Task to complete | Would you write out the listing verbatim and skip every picture in it?
++++ Material to process
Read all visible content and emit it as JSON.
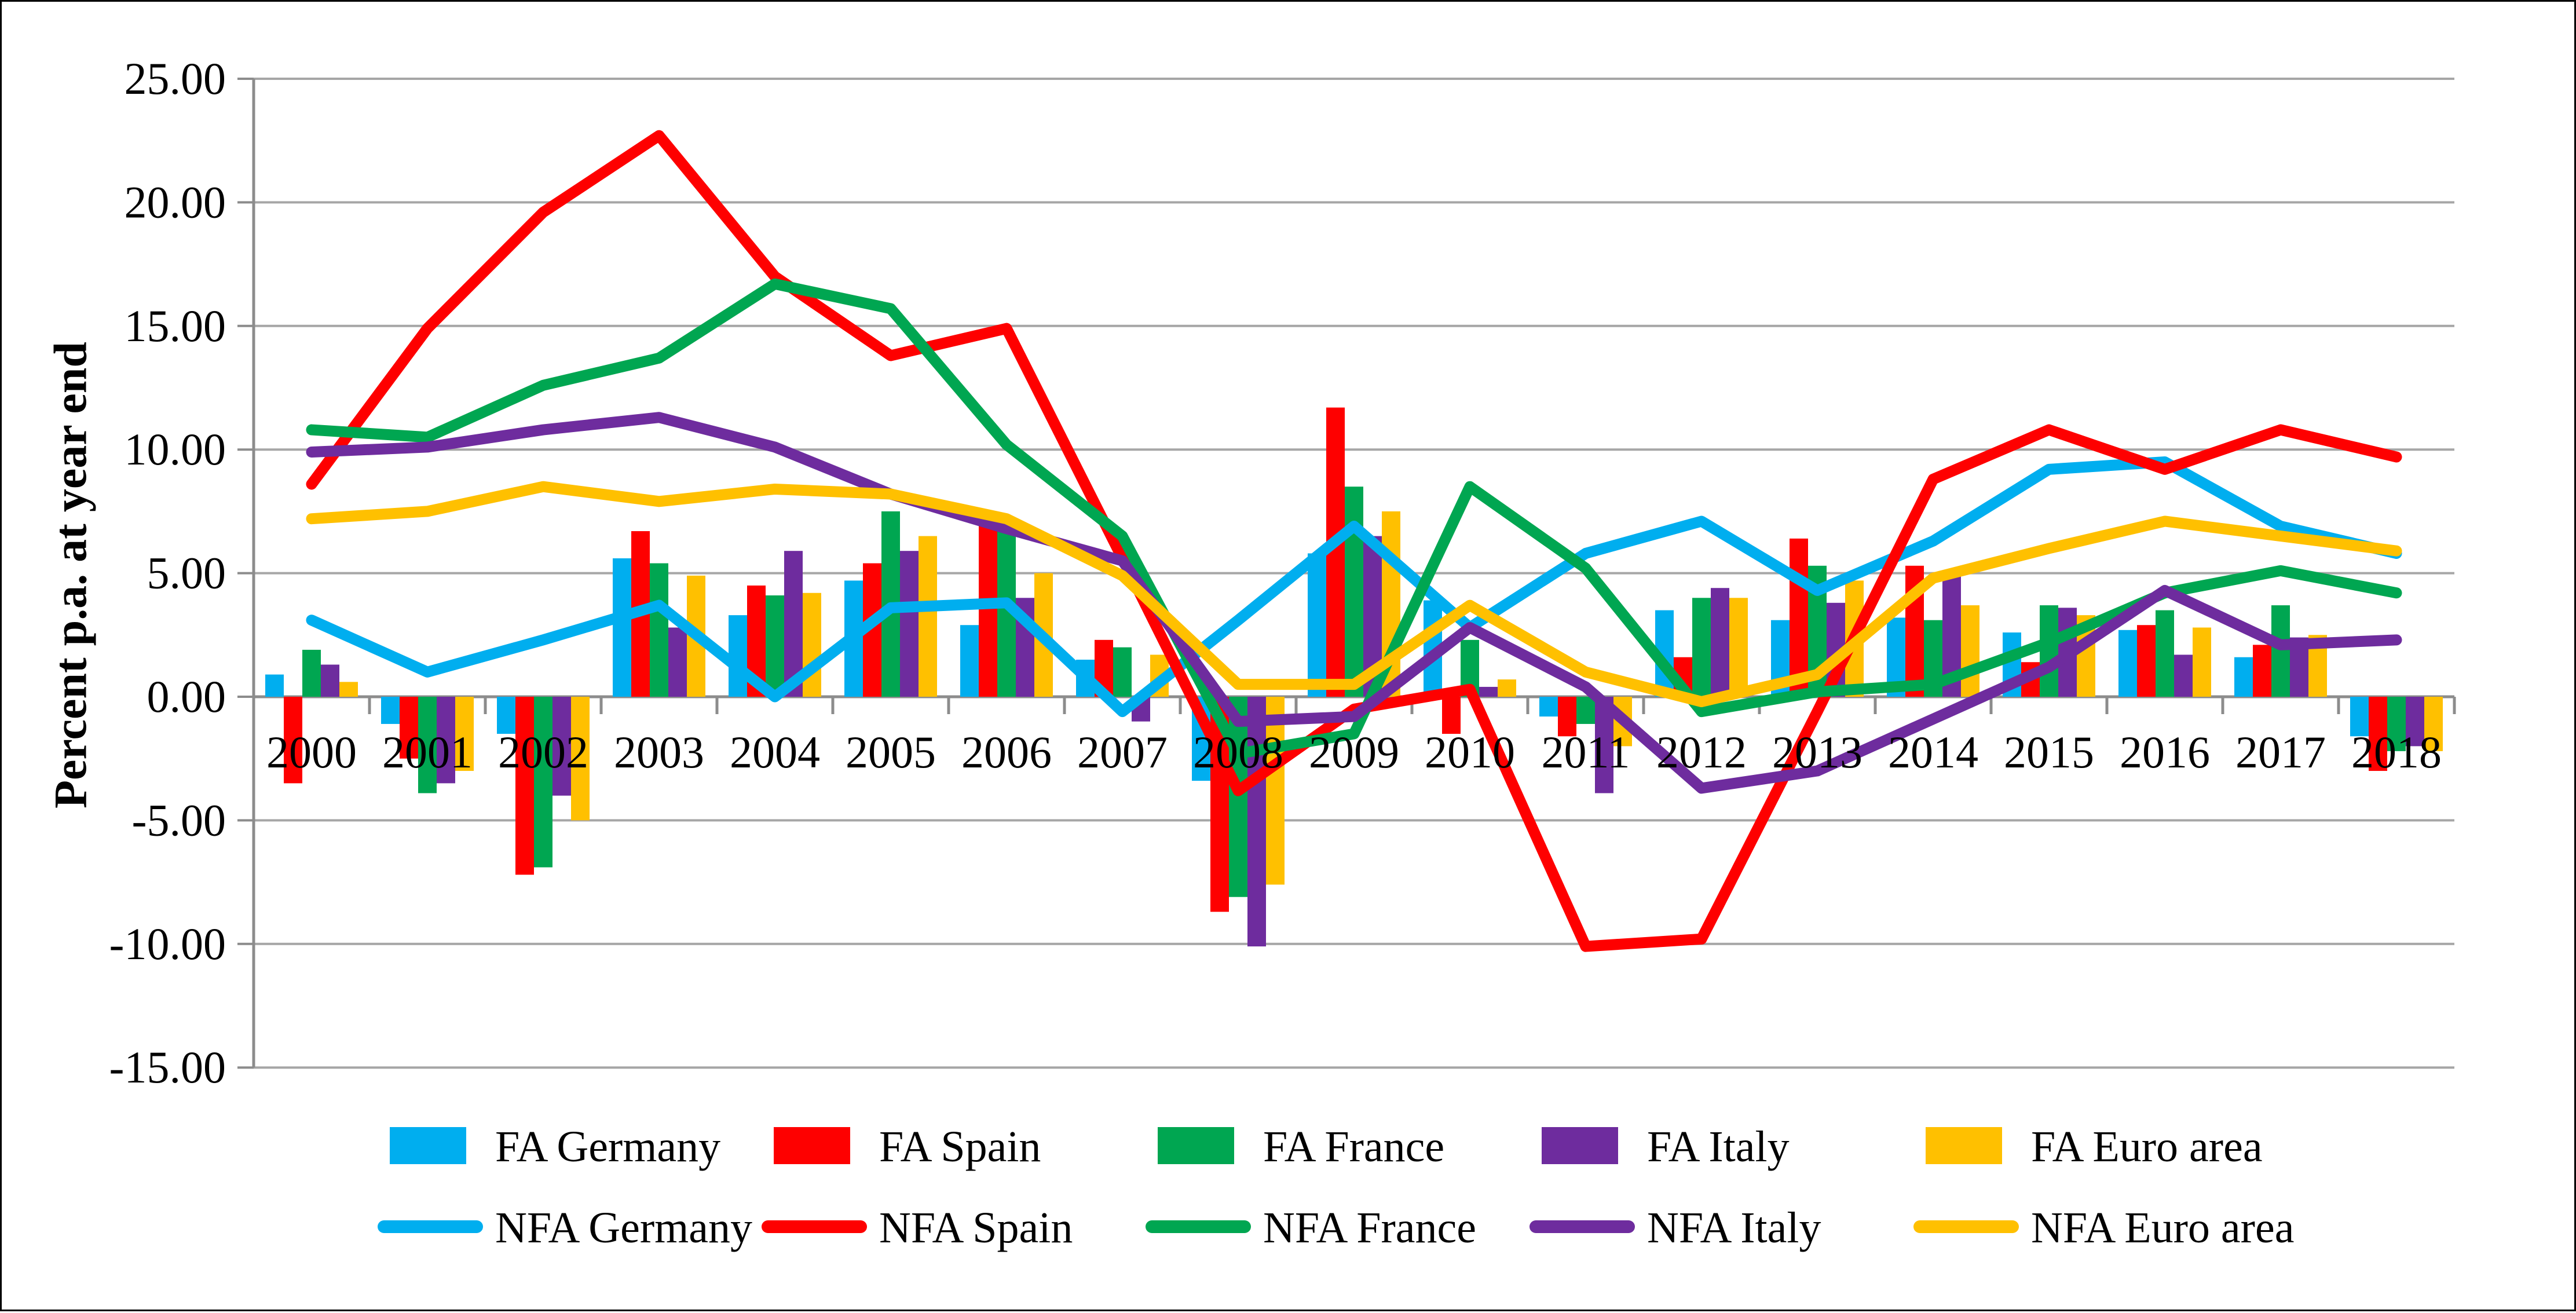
{
  "chart_data": {
    "type": "combo-bar-line",
    "title": "",
    "ylabel": "Percent p.a. at year end",
    "xlabel": "",
    "categories": [
      "2000",
      "2001",
      "2002",
      "2003",
      "2004",
      "2005",
      "2006",
      "2007",
      "2008",
      "2009",
      "2010",
      "2011",
      "2012",
      "2013",
      "2014",
      "2015",
      "2016",
      "2017",
      "2018"
    ],
    "y_axis": {
      "min": -15,
      "max": 25,
      "step": 5,
      "tick_labels": [
        "25.00",
        "20.00",
        "15.00",
        "10.00",
        "5.00",
        "0.00",
        "-5.00",
        "-10.00",
        "-15.00"
      ]
    },
    "grid": true,
    "legend_position": "bottom-two-rows",
    "colors": {
      "germany": "#00AEEF",
      "spain": "#FE0000",
      "france": "#00A651",
      "italy": "#6E2C9E",
      "euro_area": "#FFC000",
      "gridline": "#A6A6A6",
      "axis": "#8C8C8C",
      "text": "#000000"
    },
    "bar_series": [
      {
        "name": "FA Germany",
        "color_key": "germany",
        "values": [
          0.9,
          -1.1,
          -1.5,
          5.6,
          3.3,
          4.7,
          2.9,
          1.5,
          -3.4,
          5.8,
          3.9,
          -0.8,
          3.5,
          3.1,
          3.2,
          2.6,
          2.7,
          1.6,
          -1.6
        ]
      },
      {
        "name": "FA Spain",
        "color_key": "spain",
        "values": [
          -3.5,
          -2.5,
          -7.2,
          6.7,
          4.5,
          5.4,
          7.3,
          2.3,
          -8.7,
          11.7,
          -1.5,
          -1.6,
          1.6,
          6.4,
          5.3,
          1.4,
          2.9,
          2.1,
          -3.0
        ]
      },
      {
        "name": "FA France",
        "color_key": "france",
        "values": [
          1.9,
          -3.9,
          -6.9,
          5.4,
          4.1,
          7.5,
          6.7,
          2.0,
          -8.1,
          8.5,
          2.3,
          -1.1,
          4.0,
          5.3,
          3.1,
          3.7,
          3.5,
          3.7,
          -2.2
        ]
      },
      {
        "name": "FA Italy",
        "color_key": "italy",
        "values": [
          1.3,
          -3.5,
          -4.0,
          2.8,
          5.9,
          5.9,
          4.0,
          -1.0,
          -10.1,
          6.5,
          0.4,
          -3.9,
          4.4,
          3.8,
          4.9,
          3.6,
          1.7,
          2.4,
          -2.0
        ]
      },
      {
        "name": "FA Euro area",
        "color_key": "euro_area",
        "values": [
          0.6,
          -3.0,
          -5.0,
          4.9,
          4.2,
          6.5,
          5.0,
          1.7,
          -7.6,
          7.5,
          0.7,
          -2.0,
          4.0,
          4.7,
          3.7,
          3.3,
          2.8,
          2.5,
          -2.2
        ]
      }
    ],
    "line_series": [
      {
        "name": "NFA Germany",
        "color_key": "germany",
        "values": [
          3.1,
          1.0,
          2.3,
          3.7,
          0.0,
          3.6,
          3.8,
          -0.6,
          3.1,
          6.9,
          2.8,
          5.8,
          7.1,
          4.3,
          6.3,
          9.2,
          9.5,
          6.9,
          5.8
        ]
      },
      {
        "name": "NFA Spain",
        "color_key": "spain",
        "values": [
          8.6,
          14.9,
          19.6,
          22.7,
          17.0,
          13.8,
          14.9,
          5.6,
          -3.8,
          -0.5,
          0.3,
          -10.1,
          -9.8,
          -0.6,
          8.8,
          10.8,
          9.2,
          10.8,
          9.7
        ]
      },
      {
        "name": "NFA France",
        "color_key": "france",
        "values": [
          10.8,
          10.5,
          12.6,
          13.7,
          16.7,
          15.7,
          10.2,
          6.5,
          -2.3,
          -1.5,
          8.5,
          5.2,
          -0.6,
          0.2,
          0.5,
          2.2,
          4.2,
          5.1,
          4.2
        ]
      },
      {
        "name": "NFA Italy",
        "color_key": "italy",
        "values": [
          9.9,
          10.1,
          10.8,
          11.3,
          10.1,
          8.2,
          6.8,
          5.5,
          -1.0,
          -0.8,
          2.8,
          0.4,
          -3.7,
          -3.0,
          -0.9,
          1.2,
          4.3,
          2.1,
          2.3
        ]
      },
      {
        "name": "NFA Euro area",
        "color_key": "euro_area",
        "values": [
          7.2,
          7.5,
          8.5,
          7.9,
          8.4,
          8.2,
          7.2,
          4.9,
          0.5,
          0.5,
          3.7,
          1.0,
          -0.2,
          0.9,
          4.8,
          6.0,
          7.1,
          6.5,
          5.9
        ]
      }
    ]
  }
}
++++++++
Written response |
Read all visible content and emit it as JSON.
{
  "chart_data": {
    "type": "combo-bar-line",
    "title": "",
    "ylabel": "Percent p.a. at year end",
    "xlabel": "",
    "categories": [
      "2000",
      "2001",
      "2002",
      "2003",
      "2004",
      "2005",
      "2006",
      "2007",
      "2008",
      "2009",
      "2010",
      "2011",
      "2012",
      "2013",
      "2014",
      "2015",
      "2016",
      "2017",
      "2018"
    ],
    "y_axis": {
      "min": -15,
      "max": 25,
      "step": 5,
      "tick_labels": [
        "25.00",
        "20.00",
        "15.00",
        "10.00",
        "5.00",
        "0.00",
        "-5.00",
        "-10.00",
        "-15.00"
      ]
    },
    "grid": true,
    "legend_position": "bottom-two-rows",
    "colors": {
      "germany": "#00AEEF",
      "spain": "#FE0000",
      "france": "#00A651",
      "italy": "#6E2C9E",
      "euro_area": "#FFC000",
      "gridline": "#A6A6A6",
      "axis": "#8C8C8C",
      "text": "#000000"
    },
    "bar_series": [
      {
        "name": "FA Germany",
        "color_key": "germany",
        "values": [
          0.9,
          -1.1,
          -1.5,
          5.6,
          3.3,
          4.7,
          2.9,
          1.5,
          -3.4,
          5.8,
          3.9,
          -0.8,
          3.5,
          3.1,
          3.2,
          2.6,
          2.7,
          1.6,
          -1.6
        ]
      },
      {
        "name": "FA Spain",
        "color_key": "spain",
        "values": [
          -3.5,
          -2.5,
          -7.2,
          6.7,
          4.5,
          5.4,
          7.3,
          2.3,
          -8.7,
          11.7,
          -1.5,
          -1.6,
          1.6,
          6.4,
          5.3,
          1.4,
          2.9,
          2.1,
          -3.0
        ]
      },
      {
        "name": "FA France",
        "color_key": "france",
        "values": [
          1.9,
          -3.9,
          -6.9,
          5.4,
          4.1,
          7.5,
          6.7,
          2.0,
          -8.1,
          8.5,
          2.3,
          -1.1,
          4.0,
          5.3,
          3.1,
          3.7,
          3.5,
          3.7,
          -2.2
        ]
      },
      {
        "name": "FA Italy",
        "color_key": "italy",
        "values": [
          1.3,
          -3.5,
          -4.0,
          2.8,
          5.9,
          5.9,
          4.0,
          -1.0,
          -10.1,
          6.5,
          0.4,
          -3.9,
          4.4,
          3.8,
          4.9,
          3.6,
          1.7,
          2.4,
          -2.0
        ]
      },
      {
        "name": "FA Euro area",
        "color_key": "euro_area",
        "values": [
          0.6,
          -3.0,
          -5.0,
          4.9,
          4.2,
          6.5,
          5.0,
          1.7,
          -7.6,
          7.5,
          0.7,
          -2.0,
          4.0,
          4.7,
          3.7,
          3.3,
          2.8,
          2.5,
          -2.2
        ]
      }
    ],
    "line_series": [
      {
        "name": "NFA Germany",
        "color_key": "germany",
        "values": [
          3.1,
          1.0,
          2.3,
          3.7,
          0.0,
          3.6,
          3.8,
          -0.6,
          3.1,
          6.9,
          2.8,
          5.8,
          7.1,
          4.3,
          6.3,
          9.2,
          9.5,
          6.9,
          5.8
        ]
      },
      {
        "name": "NFA Spain",
        "color_key": "spain",
        "values": [
          8.6,
          14.9,
          19.6,
          22.7,
          17.0,
          13.8,
          14.9,
          5.6,
          -3.8,
          -0.5,
          0.3,
          -10.1,
          -9.8,
          -0.6,
          8.8,
          10.8,
          9.2,
          10.8,
          9.7
        ]
      },
      {
        "name": "NFA France",
        "color_key": "france",
        "values": [
          10.8,
          10.5,
          12.6,
          13.7,
          16.7,
          15.7,
          10.2,
          6.5,
          -2.3,
          -1.5,
          8.5,
          5.2,
          -0.6,
          0.2,
          0.5,
          2.2,
          4.2,
          5.1,
          4.2
        ]
      },
      {
        "name": "NFA Italy",
        "color_key": "italy",
        "values": [
          9.9,
          10.1,
          10.8,
          11.3,
          10.1,
          8.2,
          6.8,
          5.5,
          -1.0,
          -0.8,
          2.8,
          0.4,
          -3.7,
          -3.0,
          -0.9,
          1.2,
          4.3,
          2.1,
          2.3
        ]
      },
      {
        "name": "NFA Euro area",
        "color_key": "euro_area",
        "values": [
          7.2,
          7.5,
          8.5,
          7.9,
          8.4,
          8.2,
          7.2,
          4.9,
          0.5,
          0.5,
          3.7,
          1.0,
          -0.2,
          0.9,
          4.8,
          6.0,
          7.1,
          6.5,
          5.9
        ]
      }
    ]
  }
}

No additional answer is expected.